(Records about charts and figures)
■ ■ ■ ■ ■

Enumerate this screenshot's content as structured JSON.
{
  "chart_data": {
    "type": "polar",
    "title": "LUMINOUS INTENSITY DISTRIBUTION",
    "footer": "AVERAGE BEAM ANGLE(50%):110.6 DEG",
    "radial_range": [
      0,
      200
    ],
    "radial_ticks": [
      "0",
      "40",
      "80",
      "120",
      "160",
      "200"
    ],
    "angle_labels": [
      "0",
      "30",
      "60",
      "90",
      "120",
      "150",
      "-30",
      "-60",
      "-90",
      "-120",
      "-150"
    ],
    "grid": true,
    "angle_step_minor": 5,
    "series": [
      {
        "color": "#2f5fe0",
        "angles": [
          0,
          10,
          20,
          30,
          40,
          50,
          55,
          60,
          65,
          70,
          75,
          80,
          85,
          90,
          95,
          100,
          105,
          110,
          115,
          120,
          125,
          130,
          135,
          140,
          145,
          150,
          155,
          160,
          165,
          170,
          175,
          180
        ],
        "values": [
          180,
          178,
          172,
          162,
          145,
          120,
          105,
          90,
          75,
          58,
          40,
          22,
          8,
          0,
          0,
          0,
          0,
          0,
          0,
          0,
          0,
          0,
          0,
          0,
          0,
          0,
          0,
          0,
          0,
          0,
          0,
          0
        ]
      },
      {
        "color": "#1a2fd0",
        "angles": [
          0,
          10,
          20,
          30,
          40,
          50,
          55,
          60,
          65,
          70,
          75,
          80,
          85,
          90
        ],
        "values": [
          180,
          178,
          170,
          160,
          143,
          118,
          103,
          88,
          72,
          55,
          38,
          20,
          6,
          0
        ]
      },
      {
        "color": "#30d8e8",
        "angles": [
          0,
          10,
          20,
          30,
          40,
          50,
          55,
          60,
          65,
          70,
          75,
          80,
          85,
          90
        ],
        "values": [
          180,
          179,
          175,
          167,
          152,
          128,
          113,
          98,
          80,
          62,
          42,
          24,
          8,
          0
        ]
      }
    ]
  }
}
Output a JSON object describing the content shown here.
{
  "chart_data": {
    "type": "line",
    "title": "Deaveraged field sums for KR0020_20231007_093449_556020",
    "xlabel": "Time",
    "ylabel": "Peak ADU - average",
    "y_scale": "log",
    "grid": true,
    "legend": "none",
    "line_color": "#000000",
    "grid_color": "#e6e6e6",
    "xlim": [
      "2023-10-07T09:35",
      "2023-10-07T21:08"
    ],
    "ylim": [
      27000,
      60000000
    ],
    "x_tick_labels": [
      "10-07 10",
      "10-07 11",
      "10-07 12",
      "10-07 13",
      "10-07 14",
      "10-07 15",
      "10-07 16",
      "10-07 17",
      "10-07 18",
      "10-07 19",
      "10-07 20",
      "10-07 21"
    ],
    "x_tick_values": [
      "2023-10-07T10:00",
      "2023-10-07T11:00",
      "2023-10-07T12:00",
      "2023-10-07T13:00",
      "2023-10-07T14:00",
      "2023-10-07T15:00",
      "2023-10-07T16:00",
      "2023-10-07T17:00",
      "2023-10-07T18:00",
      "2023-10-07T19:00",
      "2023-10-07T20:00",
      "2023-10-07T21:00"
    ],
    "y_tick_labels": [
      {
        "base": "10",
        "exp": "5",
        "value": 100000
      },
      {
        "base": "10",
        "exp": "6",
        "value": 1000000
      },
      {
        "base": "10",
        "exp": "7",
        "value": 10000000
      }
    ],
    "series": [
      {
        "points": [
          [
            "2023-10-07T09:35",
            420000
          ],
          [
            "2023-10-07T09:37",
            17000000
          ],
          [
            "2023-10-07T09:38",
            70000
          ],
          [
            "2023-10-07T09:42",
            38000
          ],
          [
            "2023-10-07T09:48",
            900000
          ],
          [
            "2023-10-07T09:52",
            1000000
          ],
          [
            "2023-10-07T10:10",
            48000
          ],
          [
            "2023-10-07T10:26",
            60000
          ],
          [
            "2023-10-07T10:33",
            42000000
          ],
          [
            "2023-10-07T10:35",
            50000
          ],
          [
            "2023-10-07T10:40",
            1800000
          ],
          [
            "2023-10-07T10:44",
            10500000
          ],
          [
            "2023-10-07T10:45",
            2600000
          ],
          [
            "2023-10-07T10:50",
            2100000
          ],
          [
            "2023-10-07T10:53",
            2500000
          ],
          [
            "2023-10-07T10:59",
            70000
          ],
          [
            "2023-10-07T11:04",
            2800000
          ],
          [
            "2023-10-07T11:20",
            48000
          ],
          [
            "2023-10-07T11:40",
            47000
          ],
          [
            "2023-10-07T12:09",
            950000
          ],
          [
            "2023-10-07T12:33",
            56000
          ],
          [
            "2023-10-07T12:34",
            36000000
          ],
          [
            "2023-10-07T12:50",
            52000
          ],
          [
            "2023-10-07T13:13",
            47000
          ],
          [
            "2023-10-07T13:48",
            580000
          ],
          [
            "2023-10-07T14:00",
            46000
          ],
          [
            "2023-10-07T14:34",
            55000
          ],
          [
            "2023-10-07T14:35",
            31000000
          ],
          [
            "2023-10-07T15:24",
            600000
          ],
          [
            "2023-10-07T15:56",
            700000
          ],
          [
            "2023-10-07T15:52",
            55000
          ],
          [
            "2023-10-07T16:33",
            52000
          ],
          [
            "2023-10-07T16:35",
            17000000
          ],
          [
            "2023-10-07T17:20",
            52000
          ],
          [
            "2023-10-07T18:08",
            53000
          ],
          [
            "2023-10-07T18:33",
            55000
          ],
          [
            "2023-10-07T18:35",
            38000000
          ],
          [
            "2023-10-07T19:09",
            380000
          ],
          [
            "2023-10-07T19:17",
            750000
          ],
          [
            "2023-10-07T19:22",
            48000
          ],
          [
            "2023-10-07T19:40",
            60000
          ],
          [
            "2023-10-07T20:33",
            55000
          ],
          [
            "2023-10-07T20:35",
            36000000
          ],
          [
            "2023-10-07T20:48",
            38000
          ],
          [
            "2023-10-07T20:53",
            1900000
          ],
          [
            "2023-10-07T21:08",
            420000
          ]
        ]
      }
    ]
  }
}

■ ■ ■ ■ ■

THE PROBLEM - Within the data above, pick out all lines holding the word "content".

RESPONSE TO THE TASK -
Enumerate this screenshot's content as structured JSON.
Output a JSON object describing the content shown here.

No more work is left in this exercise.